• Exercise goal: Write out all of the records precisely. Skip anything that is a picture.

Rows from a figure dataset
● ● ● ● ●
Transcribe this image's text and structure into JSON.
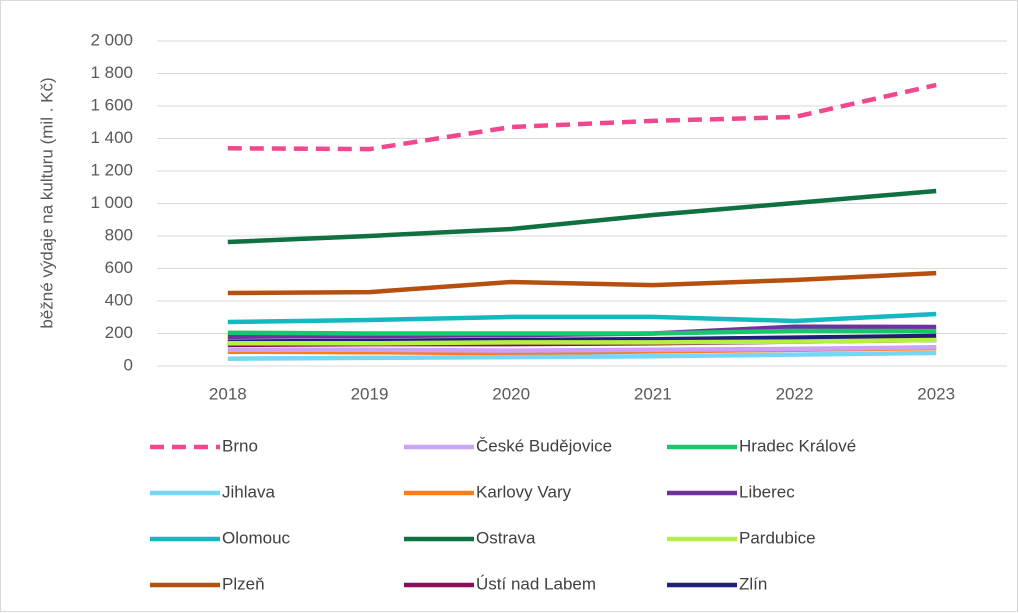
{
  "chart_data": {
    "type": "line",
    "y_label": "běžné výdaje na kulturu (mil . Kč)",
    "categories": [
      "2018",
      "2019",
      "2020",
      "2021",
      "2022",
      "2023"
    ],
    "ylim": [
      0,
      2000
    ],
    "yticks": [
      0,
      200,
      400,
      600,
      800,
      {
        "value": 1000,
        "label": "1 000"
      },
      {
        "value": 1200,
        "label": "1 200"
      },
      {
        "value": 1400,
        "label": "1 400"
      },
      {
        "value": 1600,
        "label": "1 600"
      },
      {
        "value": 1800,
        "label": "1 800"
      },
      {
        "value": 2000,
        "label": "2 000"
      }
    ],
    "grid": true,
    "legend": "bottom",
    "series": [
      {
        "name": "Brno",
        "color": "#f0478f",
        "style": "dashed",
        "values": [
          1340,
          1335,
          1471,
          1508,
          1532,
          1729
        ]
      },
      {
        "name": "České Budějovice",
        "color": "#c9a3f5",
        "style": "solid",
        "values": [
          100,
          100,
          95,
          100,
          105,
          115
        ]
      },
      {
        "name": "Hradec Králové",
        "color": "#17c86a",
        "style": "solid",
        "values": [
          205,
          200,
          200,
          200,
          216,
          215
        ]
      },
      {
        "name": "Jihlava",
        "color": "#76d6f5",
        "style": "solid",
        "values": [
          45,
          50,
          55,
          60,
          70,
          80
        ]
      },
      {
        "name": "Karlovy Vary",
        "color": "#fb7d1b",
        "style": "solid",
        "values": [
          88,
          85,
          78,
          90,
          100,
          110
        ]
      },
      {
        "name": "Liberec",
        "color": "#7030a0",
        "style": "solid",
        "values": [
          180,
          185,
          190,
          200,
          242,
          240
        ]
      },
      {
        "name": "Olomouc",
        "color": "#14b8bf",
        "style": "solid",
        "values": [
          271,
          283,
          302,
          302,
          277,
          320
        ]
      },
      {
        "name": "Ostrava",
        "color": "#0f7040",
        "style": "solid",
        "values": [
          763,
          800,
          843,
          929,
          1003,
          1077
        ]
      },
      {
        "name": "Pardubice",
        "color": "#b6f043",
        "style": "solid",
        "values": [
          140,
          140,
          145,
          145,
          150,
          160
        ]
      },
      {
        "name": "Plzeň",
        "color": "#b5500e",
        "style": "solid",
        "values": [
          449,
          455,
          517,
          498,
          529,
          572
        ]
      },
      {
        "name": "Ústí nad Labem",
        "color": "#8b0a5a",
        "style": "solid",
        "values": [
          130,
          135,
          135,
          140,
          150,
          160
        ]
      },
      {
        "name": "Zlín",
        "color": "#1f1f7a",
        "style": "solid",
        "values": [
          150,
          155,
          160,
          165,
          175,
          185
        ]
      }
    ]
  }
}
● ● ● ● ●
• Solution to this problem:
Transcribe this image's text and structure into JSON.
{
  "chart_data": {
    "type": "line",
    "y_label": "běžné výdaje na kulturu (mil . Kč)",
    "categories": [
      "2018",
      "2019",
      "2020",
      "2021",
      "2022",
      "2023"
    ],
    "ylim": [
      0,
      2000
    ],
    "yticks": [
      0,
      200,
      400,
      600,
      800,
      {
        "value": 1000,
        "label": "1 000"
      },
      {
        "value": 1200,
        "label": "1 200"
      },
      {
        "value": 1400,
        "label": "1 400"
      },
      {
        "value": 1600,
        "label": "1 600"
      },
      {
        "value": 1800,
        "label": "1 800"
      },
      {
        "value": 2000,
        "label": "2 000"
      }
    ],
    "grid": true,
    "legend": "bottom",
    "series": [
      {
        "name": "Brno",
        "color": "#f0478f",
        "style": "dashed",
        "values": [
          1340,
          1335,
          1471,
          1508,
          1532,
          1729
        ]
      },
      {
        "name": "České Budějovice",
        "color": "#c9a3f5",
        "style": "solid",
        "values": [
          100,
          100,
          95,
          100,
          105,
          115
        ]
      },
      {
        "name": "Hradec Králové",
        "color": "#17c86a",
        "style": "solid",
        "values": [
          205,
          200,
          200,
          200,
          216,
          215
        ]
      },
      {
        "name": "Jihlava",
        "color": "#76d6f5",
        "style": "solid",
        "values": [
          45,
          50,
          55,
          60,
          70,
          80
        ]
      },
      {
        "name": "Karlovy Vary",
        "color": "#fb7d1b",
        "style": "solid",
        "values": [
          88,
          85,
          78,
          90,
          100,
          110
        ]
      },
      {
        "name": "Liberec",
        "color": "#7030a0",
        "style": "solid",
        "values": [
          180,
          185,
          190,
          200,
          242,
          240
        ]
      },
      {
        "name": "Olomouc",
        "color": "#14b8bf",
        "style": "solid",
        "values": [
          271,
          283,
          302,
          302,
          277,
          320
        ]
      },
      {
        "name": "Ostrava",
        "color": "#0f7040",
        "style": "solid",
        "values": [
          763,
          800,
          843,
          929,
          1003,
          1077
        ]
      },
      {
        "name": "Pardubice",
        "color": "#b6f043",
        "style": "solid",
        "values": [
          140,
          140,
          145,
          145,
          150,
          160
        ]
      },
      {
        "name": "Plzeň",
        "color": "#b5500e",
        "style": "solid",
        "values": [
          449,
          455,
          517,
          498,
          529,
          572
        ]
      },
      {
        "name": "Ústí nad Labem",
        "color": "#8b0a5a",
        "style": "solid",
        "values": [
          130,
          135,
          135,
          140,
          150,
          160
        ]
      },
      {
        "name": "Zlín",
        "color": "#1f1f7a",
        "style": "solid",
        "values": [
          150,
          155,
          160,
          165,
          175,
          185
        ]
      }
    ]
  }
}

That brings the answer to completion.